__Extracted material__
- - - - -

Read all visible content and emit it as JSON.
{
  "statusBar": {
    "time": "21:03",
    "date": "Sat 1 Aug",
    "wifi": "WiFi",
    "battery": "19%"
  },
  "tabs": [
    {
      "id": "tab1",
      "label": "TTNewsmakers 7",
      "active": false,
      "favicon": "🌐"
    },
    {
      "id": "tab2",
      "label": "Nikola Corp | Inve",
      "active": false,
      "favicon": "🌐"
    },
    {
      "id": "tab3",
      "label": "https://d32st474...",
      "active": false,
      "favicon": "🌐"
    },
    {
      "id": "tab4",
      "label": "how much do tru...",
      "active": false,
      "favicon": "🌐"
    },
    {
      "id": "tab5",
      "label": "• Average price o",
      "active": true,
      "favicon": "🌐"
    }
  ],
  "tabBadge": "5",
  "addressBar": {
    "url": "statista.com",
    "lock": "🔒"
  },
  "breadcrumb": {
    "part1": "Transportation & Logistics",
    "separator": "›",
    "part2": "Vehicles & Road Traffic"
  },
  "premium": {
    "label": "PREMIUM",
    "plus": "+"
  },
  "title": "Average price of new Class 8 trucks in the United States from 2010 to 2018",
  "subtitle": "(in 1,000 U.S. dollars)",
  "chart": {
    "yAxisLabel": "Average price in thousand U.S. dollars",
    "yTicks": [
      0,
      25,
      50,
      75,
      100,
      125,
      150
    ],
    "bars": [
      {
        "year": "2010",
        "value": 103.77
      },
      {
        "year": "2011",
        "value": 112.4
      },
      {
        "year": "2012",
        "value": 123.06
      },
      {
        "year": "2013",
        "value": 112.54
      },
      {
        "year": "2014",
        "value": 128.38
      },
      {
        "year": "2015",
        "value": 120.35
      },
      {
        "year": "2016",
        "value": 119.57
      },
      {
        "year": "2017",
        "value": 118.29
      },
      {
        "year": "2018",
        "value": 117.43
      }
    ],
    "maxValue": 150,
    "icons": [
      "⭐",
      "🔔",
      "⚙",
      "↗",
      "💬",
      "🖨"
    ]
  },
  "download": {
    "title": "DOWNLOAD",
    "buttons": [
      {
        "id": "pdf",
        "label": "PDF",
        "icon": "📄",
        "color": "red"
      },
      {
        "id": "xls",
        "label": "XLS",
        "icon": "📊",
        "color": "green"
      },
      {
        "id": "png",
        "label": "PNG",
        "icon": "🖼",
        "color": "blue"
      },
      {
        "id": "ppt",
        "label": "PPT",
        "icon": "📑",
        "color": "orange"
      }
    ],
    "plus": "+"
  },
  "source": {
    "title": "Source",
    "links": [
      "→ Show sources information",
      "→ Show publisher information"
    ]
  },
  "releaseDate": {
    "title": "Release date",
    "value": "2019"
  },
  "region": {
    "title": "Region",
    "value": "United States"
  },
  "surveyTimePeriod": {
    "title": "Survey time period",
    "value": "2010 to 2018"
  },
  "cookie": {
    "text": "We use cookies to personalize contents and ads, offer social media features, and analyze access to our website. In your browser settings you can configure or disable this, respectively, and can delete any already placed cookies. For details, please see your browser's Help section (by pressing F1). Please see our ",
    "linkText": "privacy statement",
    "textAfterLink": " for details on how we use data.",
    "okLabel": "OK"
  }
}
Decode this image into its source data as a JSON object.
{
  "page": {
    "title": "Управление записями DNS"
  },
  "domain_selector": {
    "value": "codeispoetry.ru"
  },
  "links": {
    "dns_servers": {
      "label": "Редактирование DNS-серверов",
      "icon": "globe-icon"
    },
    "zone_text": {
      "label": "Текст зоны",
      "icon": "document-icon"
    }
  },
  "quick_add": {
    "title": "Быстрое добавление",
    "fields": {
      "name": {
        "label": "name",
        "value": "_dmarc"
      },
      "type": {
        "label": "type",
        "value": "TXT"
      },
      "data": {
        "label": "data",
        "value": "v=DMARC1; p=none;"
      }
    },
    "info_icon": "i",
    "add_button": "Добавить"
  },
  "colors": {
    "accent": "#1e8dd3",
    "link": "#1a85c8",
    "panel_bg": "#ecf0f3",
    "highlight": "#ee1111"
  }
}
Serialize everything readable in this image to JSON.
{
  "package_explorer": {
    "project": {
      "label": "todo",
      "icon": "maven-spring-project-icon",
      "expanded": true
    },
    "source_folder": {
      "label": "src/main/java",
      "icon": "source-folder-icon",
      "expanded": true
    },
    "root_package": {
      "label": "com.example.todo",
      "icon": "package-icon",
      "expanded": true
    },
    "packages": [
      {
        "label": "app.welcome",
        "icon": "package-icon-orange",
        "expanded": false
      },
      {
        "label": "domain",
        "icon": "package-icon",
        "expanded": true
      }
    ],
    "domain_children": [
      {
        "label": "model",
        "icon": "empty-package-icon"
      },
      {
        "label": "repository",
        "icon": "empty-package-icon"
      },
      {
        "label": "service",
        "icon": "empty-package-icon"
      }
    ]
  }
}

- - - - -

Count the lines in the records above that hold the word "price", and give only that number.

__Full answer__
3